__Written task__:
Filter the entries below, keeping every line that has the word "программных".

(Stored records)
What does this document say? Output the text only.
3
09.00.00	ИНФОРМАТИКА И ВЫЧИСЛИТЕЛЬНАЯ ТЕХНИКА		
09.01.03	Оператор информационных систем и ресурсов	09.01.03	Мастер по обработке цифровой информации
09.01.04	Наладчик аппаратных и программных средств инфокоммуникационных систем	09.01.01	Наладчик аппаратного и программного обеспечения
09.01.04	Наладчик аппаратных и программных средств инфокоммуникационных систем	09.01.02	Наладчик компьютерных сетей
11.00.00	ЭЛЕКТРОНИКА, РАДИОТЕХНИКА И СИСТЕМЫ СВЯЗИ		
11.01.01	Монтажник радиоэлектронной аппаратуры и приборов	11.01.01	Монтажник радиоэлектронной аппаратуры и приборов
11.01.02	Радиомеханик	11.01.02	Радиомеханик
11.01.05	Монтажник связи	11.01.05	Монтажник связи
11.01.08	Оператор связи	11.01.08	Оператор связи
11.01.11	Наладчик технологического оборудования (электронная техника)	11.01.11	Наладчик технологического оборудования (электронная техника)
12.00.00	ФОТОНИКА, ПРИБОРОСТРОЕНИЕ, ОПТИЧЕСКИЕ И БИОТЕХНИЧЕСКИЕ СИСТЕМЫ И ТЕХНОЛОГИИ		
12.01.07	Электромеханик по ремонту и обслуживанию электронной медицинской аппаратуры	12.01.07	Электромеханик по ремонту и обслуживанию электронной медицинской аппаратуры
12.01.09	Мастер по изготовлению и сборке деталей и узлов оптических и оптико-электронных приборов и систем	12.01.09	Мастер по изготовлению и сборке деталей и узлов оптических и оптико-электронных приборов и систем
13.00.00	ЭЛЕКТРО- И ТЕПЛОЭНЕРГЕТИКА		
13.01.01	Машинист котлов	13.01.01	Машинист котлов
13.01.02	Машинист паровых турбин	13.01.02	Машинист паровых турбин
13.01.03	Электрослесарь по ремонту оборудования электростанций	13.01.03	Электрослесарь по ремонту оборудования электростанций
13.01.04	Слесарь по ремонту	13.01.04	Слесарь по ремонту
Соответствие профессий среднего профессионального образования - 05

...

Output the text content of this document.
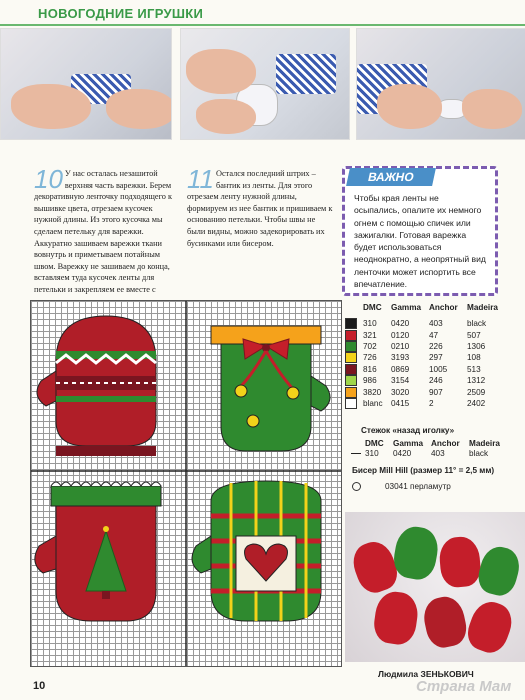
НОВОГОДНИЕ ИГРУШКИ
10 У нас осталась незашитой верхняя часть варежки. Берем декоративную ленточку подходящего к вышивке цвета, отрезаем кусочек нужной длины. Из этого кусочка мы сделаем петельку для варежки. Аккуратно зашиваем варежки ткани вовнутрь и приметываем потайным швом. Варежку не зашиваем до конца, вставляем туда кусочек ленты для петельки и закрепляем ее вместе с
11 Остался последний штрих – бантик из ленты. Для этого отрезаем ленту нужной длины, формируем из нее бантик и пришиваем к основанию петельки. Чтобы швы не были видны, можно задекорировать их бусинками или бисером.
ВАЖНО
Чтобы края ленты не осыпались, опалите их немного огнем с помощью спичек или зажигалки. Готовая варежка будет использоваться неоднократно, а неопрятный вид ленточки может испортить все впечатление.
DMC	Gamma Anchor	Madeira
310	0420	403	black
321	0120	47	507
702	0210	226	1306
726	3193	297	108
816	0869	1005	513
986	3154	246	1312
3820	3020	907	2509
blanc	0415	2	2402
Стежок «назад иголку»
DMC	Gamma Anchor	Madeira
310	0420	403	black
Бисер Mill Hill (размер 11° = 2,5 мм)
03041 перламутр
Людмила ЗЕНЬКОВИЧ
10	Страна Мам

* * *

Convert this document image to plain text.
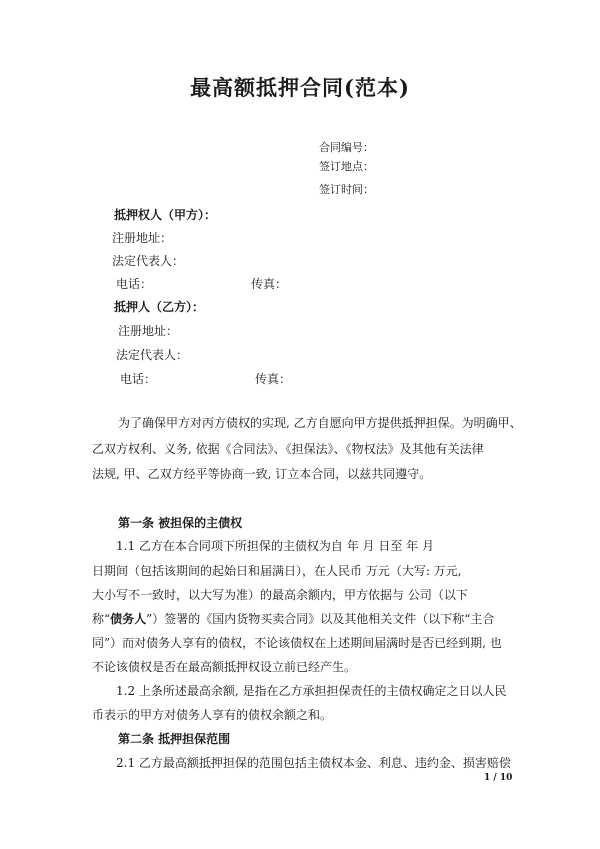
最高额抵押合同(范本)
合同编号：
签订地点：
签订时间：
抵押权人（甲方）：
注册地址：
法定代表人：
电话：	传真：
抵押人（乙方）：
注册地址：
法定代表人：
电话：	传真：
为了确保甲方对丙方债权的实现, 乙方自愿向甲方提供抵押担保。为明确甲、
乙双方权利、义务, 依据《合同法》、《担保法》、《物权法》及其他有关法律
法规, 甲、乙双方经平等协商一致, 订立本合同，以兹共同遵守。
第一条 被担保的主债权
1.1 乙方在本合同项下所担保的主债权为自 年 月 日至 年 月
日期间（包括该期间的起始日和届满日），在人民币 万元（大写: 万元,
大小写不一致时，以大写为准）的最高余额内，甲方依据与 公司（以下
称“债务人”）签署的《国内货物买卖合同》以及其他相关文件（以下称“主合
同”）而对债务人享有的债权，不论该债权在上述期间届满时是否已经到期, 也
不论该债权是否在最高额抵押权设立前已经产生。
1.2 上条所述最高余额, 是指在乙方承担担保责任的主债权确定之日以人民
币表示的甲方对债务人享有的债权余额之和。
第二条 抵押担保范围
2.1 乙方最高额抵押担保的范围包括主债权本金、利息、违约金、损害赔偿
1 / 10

__Task response__:
09.01.04	Наладчик аппаратных и программных средств инфокоммуникационных систем	09.01.01	Наладчик аппаратного и программного обеспечения
09.01.04	Наладчик аппаратных и программных средств инфокоммуникационных систем	09.01.02	Наладчик компьютерных сетей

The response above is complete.